#### Exercise description:
Copy out the data lines word for word, starting at the line that contains "List UI elements" and ending at the line that contains "week-select[interactable]: All Week", with both of those lines included.

[Entries taken from a collection]
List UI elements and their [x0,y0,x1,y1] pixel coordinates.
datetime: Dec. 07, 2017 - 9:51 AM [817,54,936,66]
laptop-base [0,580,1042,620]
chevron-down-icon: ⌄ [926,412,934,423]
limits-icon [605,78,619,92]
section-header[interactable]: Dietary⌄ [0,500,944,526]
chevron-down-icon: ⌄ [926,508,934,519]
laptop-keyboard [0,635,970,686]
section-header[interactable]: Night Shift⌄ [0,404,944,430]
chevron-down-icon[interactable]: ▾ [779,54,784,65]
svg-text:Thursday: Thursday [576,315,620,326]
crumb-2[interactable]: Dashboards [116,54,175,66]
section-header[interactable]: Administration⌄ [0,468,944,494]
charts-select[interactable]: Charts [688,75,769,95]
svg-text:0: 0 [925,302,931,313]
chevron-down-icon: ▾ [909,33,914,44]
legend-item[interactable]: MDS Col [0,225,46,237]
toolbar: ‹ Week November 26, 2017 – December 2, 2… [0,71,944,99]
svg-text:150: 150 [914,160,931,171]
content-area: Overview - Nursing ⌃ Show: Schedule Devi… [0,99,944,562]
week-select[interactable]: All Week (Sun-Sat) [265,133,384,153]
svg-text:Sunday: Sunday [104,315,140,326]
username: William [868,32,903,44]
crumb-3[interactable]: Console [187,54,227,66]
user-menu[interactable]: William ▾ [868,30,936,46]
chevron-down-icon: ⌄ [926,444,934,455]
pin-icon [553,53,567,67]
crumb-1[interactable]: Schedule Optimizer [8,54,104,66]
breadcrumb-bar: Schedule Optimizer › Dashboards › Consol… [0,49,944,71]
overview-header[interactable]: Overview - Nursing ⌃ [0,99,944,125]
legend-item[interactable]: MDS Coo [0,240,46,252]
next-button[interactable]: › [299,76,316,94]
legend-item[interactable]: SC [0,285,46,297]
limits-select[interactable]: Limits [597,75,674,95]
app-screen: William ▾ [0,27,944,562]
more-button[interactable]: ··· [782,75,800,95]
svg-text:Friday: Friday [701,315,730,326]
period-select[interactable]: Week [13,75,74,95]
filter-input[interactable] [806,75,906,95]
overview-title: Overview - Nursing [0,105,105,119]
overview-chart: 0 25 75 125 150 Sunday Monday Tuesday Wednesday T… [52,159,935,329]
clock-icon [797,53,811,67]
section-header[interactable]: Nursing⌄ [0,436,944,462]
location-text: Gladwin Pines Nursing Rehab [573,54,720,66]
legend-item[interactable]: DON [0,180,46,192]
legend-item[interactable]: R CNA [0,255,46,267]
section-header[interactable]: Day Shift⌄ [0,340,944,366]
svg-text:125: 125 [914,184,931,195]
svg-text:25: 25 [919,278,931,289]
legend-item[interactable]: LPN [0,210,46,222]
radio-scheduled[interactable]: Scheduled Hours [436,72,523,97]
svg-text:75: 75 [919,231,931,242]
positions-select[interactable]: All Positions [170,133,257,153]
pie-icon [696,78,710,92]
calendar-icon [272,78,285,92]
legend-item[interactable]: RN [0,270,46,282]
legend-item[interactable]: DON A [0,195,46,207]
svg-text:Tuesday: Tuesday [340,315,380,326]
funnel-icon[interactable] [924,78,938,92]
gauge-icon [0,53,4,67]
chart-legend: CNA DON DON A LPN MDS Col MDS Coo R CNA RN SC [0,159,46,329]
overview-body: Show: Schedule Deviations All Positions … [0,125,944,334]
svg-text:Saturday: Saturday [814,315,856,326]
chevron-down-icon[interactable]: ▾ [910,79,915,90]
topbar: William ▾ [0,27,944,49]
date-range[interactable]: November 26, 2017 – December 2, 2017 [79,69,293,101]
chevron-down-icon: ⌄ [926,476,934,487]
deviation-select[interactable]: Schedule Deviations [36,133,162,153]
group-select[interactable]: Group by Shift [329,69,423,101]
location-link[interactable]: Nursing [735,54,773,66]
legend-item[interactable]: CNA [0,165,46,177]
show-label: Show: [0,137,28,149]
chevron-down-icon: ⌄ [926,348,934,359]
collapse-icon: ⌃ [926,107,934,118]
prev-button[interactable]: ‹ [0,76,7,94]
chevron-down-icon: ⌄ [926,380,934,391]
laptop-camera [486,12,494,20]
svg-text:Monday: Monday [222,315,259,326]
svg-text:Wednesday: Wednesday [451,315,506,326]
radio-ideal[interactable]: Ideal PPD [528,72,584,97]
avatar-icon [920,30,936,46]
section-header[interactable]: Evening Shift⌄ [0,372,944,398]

--

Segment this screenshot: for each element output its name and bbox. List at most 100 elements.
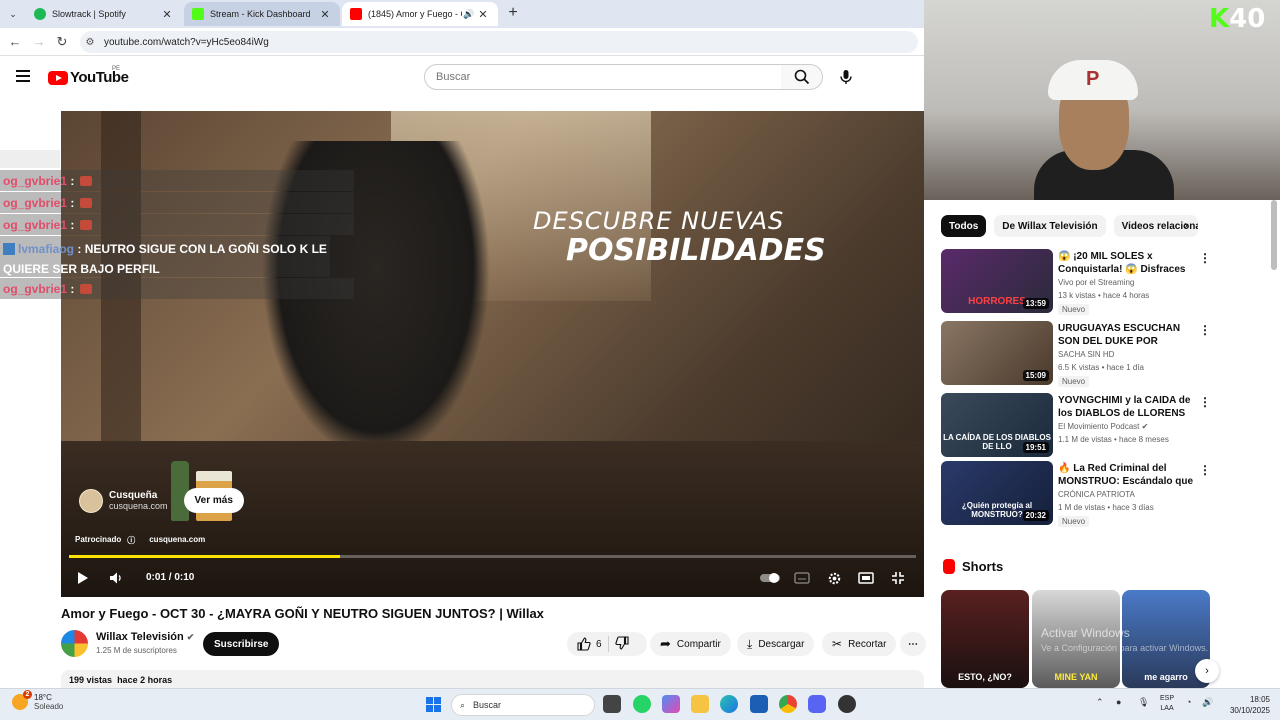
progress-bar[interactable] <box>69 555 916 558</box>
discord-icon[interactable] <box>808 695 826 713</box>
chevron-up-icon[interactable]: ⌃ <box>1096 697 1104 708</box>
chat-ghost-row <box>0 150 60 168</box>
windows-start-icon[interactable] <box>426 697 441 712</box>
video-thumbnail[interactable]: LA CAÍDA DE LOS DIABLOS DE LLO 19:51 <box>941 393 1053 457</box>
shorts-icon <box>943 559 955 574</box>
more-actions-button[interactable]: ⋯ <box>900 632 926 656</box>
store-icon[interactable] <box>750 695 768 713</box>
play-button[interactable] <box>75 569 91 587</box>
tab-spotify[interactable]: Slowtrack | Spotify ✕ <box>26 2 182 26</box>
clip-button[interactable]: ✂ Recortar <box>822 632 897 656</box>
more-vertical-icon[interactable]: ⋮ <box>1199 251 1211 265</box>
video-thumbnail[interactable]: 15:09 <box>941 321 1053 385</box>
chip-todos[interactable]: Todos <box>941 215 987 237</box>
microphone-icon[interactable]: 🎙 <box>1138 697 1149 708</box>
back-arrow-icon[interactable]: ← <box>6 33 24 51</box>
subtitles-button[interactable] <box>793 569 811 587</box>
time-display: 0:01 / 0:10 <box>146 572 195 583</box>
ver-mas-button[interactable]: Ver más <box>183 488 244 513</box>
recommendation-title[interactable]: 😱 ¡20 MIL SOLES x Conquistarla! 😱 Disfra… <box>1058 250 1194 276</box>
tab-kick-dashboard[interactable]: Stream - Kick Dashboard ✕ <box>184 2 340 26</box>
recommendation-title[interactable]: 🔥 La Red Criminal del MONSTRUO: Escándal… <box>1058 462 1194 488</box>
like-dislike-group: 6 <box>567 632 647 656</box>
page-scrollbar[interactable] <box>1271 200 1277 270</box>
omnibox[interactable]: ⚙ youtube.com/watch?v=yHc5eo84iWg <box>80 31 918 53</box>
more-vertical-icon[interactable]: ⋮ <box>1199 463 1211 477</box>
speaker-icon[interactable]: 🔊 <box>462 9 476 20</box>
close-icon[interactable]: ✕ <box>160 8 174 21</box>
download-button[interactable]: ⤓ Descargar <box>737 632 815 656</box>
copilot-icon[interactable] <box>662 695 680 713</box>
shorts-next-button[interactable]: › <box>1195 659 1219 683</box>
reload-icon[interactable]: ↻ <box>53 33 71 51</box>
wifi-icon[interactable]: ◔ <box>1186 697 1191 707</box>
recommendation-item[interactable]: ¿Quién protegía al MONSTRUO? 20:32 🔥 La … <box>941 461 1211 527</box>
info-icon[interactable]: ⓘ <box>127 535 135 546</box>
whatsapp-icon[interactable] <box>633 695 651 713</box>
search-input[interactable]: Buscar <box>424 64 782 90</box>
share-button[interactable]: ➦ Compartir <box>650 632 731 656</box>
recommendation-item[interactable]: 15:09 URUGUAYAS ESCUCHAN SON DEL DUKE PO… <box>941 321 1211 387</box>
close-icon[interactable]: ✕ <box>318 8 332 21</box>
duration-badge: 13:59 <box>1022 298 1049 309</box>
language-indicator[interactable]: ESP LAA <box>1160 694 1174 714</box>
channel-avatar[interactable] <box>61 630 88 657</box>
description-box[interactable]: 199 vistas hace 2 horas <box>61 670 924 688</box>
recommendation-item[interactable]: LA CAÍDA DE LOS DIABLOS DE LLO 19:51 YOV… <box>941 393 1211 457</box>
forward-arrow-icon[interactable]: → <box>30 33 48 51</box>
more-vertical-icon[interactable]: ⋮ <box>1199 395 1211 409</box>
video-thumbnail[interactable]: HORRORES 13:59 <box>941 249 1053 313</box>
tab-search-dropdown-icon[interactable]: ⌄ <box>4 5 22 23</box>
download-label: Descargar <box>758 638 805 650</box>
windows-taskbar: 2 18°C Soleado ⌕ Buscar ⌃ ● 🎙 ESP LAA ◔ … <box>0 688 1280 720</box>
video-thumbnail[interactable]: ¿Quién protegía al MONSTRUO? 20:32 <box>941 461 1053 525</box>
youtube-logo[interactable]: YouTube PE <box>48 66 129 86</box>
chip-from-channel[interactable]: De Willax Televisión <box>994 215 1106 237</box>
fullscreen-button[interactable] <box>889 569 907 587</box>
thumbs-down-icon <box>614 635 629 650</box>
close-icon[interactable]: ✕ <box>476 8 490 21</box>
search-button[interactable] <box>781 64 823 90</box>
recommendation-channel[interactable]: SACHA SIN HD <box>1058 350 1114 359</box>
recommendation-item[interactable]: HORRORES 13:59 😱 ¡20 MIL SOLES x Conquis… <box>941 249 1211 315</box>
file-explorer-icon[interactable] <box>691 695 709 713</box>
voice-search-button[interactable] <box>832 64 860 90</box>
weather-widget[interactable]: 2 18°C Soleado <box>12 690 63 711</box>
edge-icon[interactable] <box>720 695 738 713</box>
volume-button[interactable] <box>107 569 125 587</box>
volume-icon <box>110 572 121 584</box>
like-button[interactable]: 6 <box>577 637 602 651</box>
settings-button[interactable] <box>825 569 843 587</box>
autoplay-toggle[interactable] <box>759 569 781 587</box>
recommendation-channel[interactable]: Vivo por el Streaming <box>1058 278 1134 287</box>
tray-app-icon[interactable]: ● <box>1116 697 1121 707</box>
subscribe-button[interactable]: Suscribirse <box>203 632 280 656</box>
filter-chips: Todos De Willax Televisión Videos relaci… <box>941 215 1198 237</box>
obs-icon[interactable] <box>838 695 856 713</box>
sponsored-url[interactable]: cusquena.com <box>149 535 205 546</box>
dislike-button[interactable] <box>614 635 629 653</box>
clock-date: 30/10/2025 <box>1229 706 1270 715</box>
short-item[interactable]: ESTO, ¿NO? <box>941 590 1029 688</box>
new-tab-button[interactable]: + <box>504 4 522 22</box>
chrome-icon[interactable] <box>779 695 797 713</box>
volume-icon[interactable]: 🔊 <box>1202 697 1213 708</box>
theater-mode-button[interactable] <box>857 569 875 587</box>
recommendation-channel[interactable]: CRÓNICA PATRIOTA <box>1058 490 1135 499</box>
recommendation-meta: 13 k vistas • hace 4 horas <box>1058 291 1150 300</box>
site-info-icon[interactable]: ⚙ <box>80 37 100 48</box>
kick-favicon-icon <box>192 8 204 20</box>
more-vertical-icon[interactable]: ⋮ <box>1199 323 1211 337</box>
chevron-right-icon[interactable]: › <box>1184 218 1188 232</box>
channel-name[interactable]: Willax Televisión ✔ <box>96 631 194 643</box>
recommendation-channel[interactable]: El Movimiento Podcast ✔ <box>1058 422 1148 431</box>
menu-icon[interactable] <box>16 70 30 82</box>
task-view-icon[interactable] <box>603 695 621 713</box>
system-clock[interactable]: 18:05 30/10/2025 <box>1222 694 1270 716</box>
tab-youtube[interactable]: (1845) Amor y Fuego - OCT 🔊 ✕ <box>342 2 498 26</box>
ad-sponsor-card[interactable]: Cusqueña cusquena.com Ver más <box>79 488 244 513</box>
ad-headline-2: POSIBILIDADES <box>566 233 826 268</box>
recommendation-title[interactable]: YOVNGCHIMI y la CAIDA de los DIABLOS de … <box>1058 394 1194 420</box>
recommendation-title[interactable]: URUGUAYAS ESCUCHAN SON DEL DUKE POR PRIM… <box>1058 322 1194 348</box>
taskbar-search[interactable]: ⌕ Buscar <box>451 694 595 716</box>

==

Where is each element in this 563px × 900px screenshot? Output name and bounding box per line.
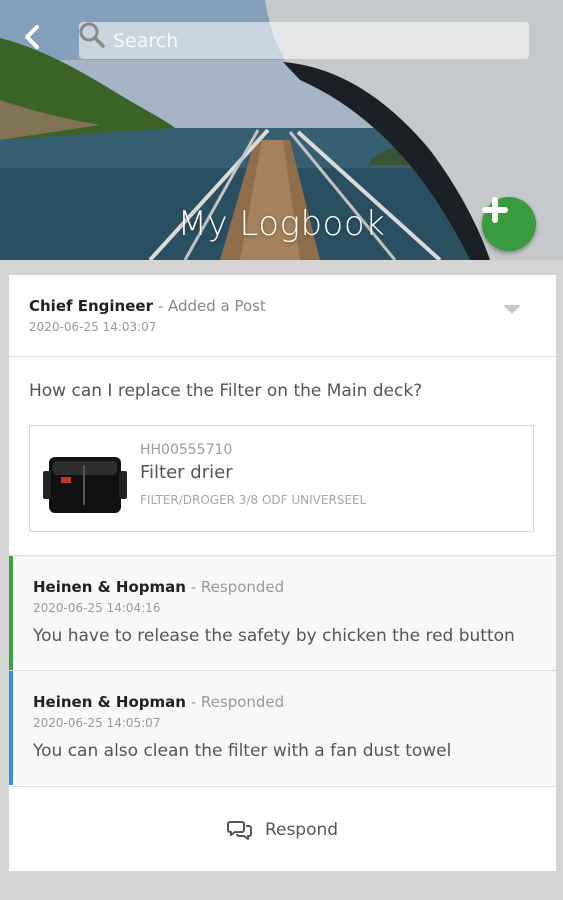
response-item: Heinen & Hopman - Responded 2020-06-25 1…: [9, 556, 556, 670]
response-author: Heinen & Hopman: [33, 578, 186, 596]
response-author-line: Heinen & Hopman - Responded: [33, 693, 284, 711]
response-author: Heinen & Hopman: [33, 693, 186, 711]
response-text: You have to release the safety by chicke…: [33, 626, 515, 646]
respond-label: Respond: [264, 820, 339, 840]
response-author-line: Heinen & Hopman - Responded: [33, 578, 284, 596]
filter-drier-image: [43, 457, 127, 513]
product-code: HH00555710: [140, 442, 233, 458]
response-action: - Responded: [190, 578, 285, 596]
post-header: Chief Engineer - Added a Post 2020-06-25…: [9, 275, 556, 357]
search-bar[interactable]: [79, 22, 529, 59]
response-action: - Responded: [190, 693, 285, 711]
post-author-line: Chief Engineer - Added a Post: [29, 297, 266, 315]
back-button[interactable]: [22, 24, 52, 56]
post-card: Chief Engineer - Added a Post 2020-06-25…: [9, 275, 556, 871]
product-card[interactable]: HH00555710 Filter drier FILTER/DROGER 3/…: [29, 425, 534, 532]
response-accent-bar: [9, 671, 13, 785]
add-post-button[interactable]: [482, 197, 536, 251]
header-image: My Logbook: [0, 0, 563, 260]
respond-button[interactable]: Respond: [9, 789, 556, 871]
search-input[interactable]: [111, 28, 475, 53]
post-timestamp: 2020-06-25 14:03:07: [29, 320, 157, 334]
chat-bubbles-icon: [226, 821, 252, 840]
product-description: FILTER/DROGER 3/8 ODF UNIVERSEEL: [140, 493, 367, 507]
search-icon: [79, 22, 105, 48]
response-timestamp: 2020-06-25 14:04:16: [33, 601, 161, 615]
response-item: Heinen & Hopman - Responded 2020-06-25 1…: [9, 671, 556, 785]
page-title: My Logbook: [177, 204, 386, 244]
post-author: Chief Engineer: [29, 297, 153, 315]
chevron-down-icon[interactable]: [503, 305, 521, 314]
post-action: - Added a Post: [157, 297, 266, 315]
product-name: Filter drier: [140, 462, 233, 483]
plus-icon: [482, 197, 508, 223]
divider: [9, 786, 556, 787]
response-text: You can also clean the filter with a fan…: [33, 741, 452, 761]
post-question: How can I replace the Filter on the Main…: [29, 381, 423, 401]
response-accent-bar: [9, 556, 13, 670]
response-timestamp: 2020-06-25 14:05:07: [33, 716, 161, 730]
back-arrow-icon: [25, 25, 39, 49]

#### Exercise result:
List UI elements and their [x0,y0,x1,y1] pixel coordinates.
datetime: Dec. 07, 2017 - 9:51 AM [817,54,936,66]
laptop-base [0,580,1042,620]
chevron-down-icon: ⌄ [926,412,934,423]
limits-icon [605,78,619,92]
section-header[interactable]: Dietary⌄ [0,500,944,526]
chevron-down-icon: ⌄ [926,508,934,519]
laptop-keyboard [0,635,970,686]
section-header[interactable]: Night Shift⌄ [0,404,944,430]
chevron-down-icon[interactable]: ▾ [779,54,784,65]
svg-text:Thursday: Thursday [576,315,620,326]
crumb-2[interactable]: Dashboards [116,54,175,66]
section-header[interactable]: Administration⌄ [0,468,944,494]
charts-select[interactable]: Charts [688,75,769,95]
svg-text:0: 0 [925,302,931,313]
chevron-down-icon: ▾ [909,33,914,44]
legend-item[interactable]: MDS Col [0,225,46,237]
toolbar: ‹ Week November 26, 2017 – December 2, 2… [0,71,944,99]
svg-text:150: 150 [914,160,931,171]
content-area: Overview - Nursing ⌃ Show: Schedule Devi… [0,99,944,562]
week-select[interactable]: All Week (Sun-Sat) [265,133,384,153]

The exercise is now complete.